| Selected passage |
With The Main, Gravitas introduces community-focused housing in Squamish
The Vancouver Sun
Project location: 37881 Cleveland Ave, Squamish
Project size: 110 units, one and two bedrooms, 428 to 1,158 square feet, priced between $219,900 and $597,900
Architect: a|k|a architecture + design
Interior designer: LOT30 DESIGN INC
Sales centre: 1416 Winnipeg St., Squamish
Hours: noon— 5 p.m., Sat — Thurs
Occupancy: Fall 2018
Finding affordable, quality housing within striking distance of Vancouver is not easy these days. But in Squamish, a mountain community less than an hour from the downtown core, Gravitas Partners has been developing multi-family housing with a focus on affordability and a strong local community.
Gravitas is a small development company spearheaded by Mario Gomes and Michael Henson. Their most notable project to date was Parkhouse, a building of 65 condos just outside Squamish’s downtown, which sold out within 90 minutes. Their latest effort is The Main, a multi-family residential building in the heart of town.
Henson explained how the company’s approach to Parkhouse helped ensure it would be affordable for local residents.
“The average household in Squamish is making between $80,000 to $100,000 per year and the biggest issue with housing affordability for that demographic is the down payment,” he said. “We didn’t want investors, we wanted to build community, so we created deposit programs that would make it affordable to local buyers. The idea was: you build your deposit while we build your home. The amount people were paying to build their deposit was effectively the same amount they would pay for their mortgage.”
About 65 per cent of the buyers at Parkhouse were local to the Sea to Sky area and more than half of those were from Squamish. Henson explained that the market has picked up somewhat since then and apartments at The Main are slightly more expensive as a result. Even so, 45 per cent of buyers so far have been local to the Sea to Sky area.
The Main will stand at the corner of Main Street and Cleveland Avenue, the town’s main drag. It will consist of 110 condos on top of about 10,000 square foot of commercial space.
“We’re very keen to control who goes into that commercial space initially, again because we’re really trying to create that sense of community,” Henson said. “We’ve done quite a bit of work to ensure that there’s interactivity between the street and the building. There will be multi-use seating areas, the sidewalks are much bigger than normal and the commercial spaces have those garage-style doors so that diners can sit outside in the summer, for example.”

| Data records |
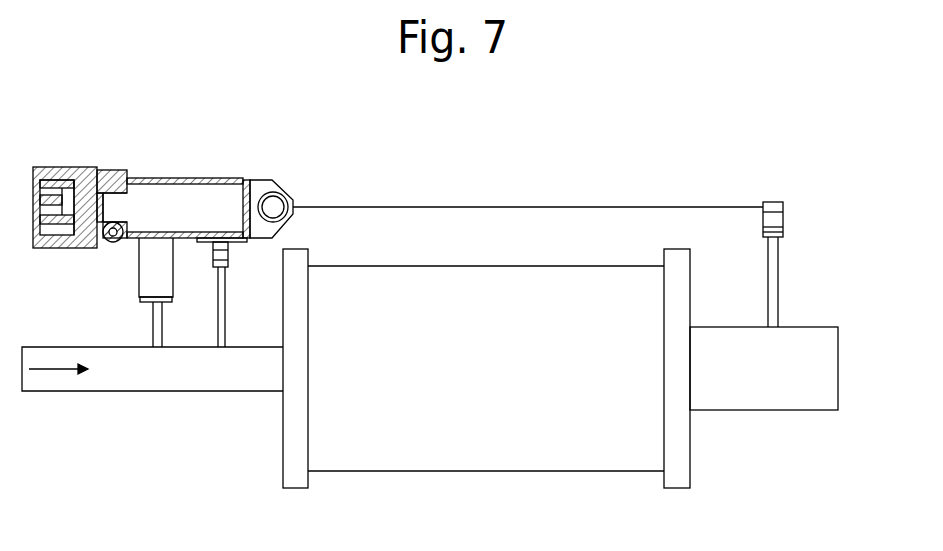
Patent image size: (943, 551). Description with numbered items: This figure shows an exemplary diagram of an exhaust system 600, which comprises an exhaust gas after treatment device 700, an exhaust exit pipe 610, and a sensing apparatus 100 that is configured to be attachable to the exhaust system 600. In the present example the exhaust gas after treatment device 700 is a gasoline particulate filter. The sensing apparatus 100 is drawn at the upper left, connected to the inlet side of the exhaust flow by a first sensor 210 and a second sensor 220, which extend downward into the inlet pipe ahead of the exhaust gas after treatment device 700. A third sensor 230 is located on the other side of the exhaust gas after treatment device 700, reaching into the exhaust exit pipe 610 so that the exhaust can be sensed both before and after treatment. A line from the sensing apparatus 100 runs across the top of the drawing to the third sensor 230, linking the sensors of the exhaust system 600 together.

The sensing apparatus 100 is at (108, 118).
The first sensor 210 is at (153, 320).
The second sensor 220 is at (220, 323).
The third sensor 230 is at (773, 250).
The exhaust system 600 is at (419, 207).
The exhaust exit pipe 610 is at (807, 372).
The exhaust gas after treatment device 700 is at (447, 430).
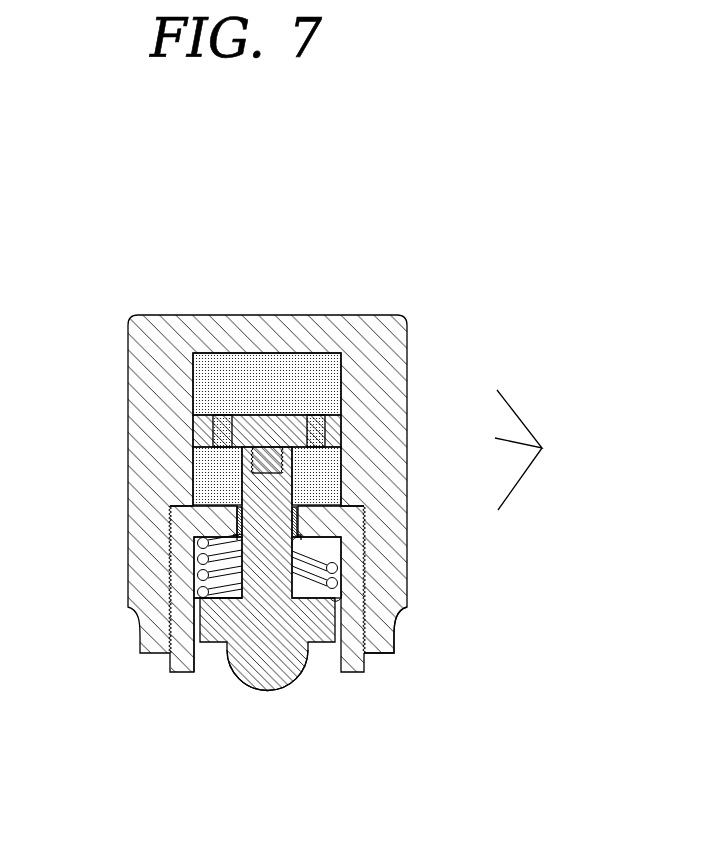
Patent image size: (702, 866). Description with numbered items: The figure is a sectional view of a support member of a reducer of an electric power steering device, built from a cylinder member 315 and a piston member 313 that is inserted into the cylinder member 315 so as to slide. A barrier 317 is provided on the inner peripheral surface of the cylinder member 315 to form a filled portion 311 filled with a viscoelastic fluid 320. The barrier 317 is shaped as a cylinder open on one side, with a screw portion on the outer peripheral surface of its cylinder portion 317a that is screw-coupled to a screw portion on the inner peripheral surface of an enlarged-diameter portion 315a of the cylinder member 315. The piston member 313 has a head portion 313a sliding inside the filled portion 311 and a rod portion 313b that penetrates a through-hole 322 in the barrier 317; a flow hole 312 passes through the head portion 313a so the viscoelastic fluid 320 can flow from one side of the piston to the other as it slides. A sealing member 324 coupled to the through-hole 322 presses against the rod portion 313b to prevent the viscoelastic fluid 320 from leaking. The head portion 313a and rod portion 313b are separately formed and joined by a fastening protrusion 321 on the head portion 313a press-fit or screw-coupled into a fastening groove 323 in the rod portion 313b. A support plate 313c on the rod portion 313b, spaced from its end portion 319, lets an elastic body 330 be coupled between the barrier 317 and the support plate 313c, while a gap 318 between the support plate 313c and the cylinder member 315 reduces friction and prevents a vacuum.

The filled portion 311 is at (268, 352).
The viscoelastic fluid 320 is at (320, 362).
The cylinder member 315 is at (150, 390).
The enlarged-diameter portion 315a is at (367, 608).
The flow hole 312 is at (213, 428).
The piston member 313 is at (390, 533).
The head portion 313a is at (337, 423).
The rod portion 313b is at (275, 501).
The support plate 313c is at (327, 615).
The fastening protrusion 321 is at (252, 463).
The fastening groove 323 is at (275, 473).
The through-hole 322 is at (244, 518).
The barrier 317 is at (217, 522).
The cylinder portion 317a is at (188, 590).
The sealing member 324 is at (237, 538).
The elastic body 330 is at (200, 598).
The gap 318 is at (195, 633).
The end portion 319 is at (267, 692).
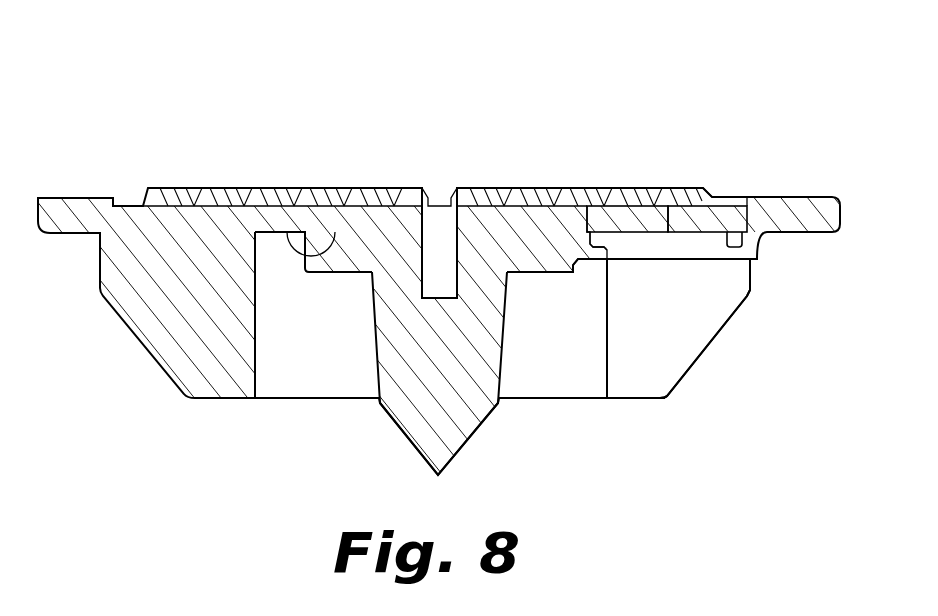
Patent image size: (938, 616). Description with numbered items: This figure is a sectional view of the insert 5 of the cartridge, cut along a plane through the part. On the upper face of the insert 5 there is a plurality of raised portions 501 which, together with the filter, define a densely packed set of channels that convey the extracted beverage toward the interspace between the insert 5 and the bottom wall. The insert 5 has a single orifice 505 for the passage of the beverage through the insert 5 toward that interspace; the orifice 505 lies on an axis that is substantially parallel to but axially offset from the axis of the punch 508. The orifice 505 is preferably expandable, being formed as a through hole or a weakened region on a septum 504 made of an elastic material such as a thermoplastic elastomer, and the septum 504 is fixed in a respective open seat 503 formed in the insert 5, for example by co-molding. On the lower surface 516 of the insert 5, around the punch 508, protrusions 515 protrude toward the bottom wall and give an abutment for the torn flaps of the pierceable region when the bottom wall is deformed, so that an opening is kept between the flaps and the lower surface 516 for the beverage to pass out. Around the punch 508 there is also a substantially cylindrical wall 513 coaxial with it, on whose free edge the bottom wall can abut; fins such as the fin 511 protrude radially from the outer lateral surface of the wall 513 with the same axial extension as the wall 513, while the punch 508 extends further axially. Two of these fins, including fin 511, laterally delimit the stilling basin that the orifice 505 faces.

| Instruction A |
Decide whether each statement agrees with the article on The Main, answering yes or no and quoting the words of the article that settle it: (i) Parkhouse sold out in under two hours; (ii) The Main will contain 65 condos; (iii) so far, 45 per cent of buyers at The Main have been local to the Sea to Sky area.
| Instruction B |
Update the article on The Main, starting with "Gravitas is a" and going on through "for local residents.", and replace "Parkhouse" with "Park House".

| Exercise output A |
(i) Yes: "which sold out within 90 minutes"
(ii) No: "It will consist of 110 condos on top of about 10,000 square foot of commercial space."
(iii) Yes: "Even so, 45 per cent of buyers so far have been local to the Sea to Sky area."

| Exercise output B |
Gravitas is a small development company spearheaded by Mario Gomes and Michael Henson. Their most notable project to date was Park House, a building of 65 condos just outside Squamish’s downtown, which sold out within 90 minutes. Their latest effort is The Main, a multi-family residential building in the heart of town.
Henson explained how the company’s approach to Park House helped ensure it would be affordable for local residents.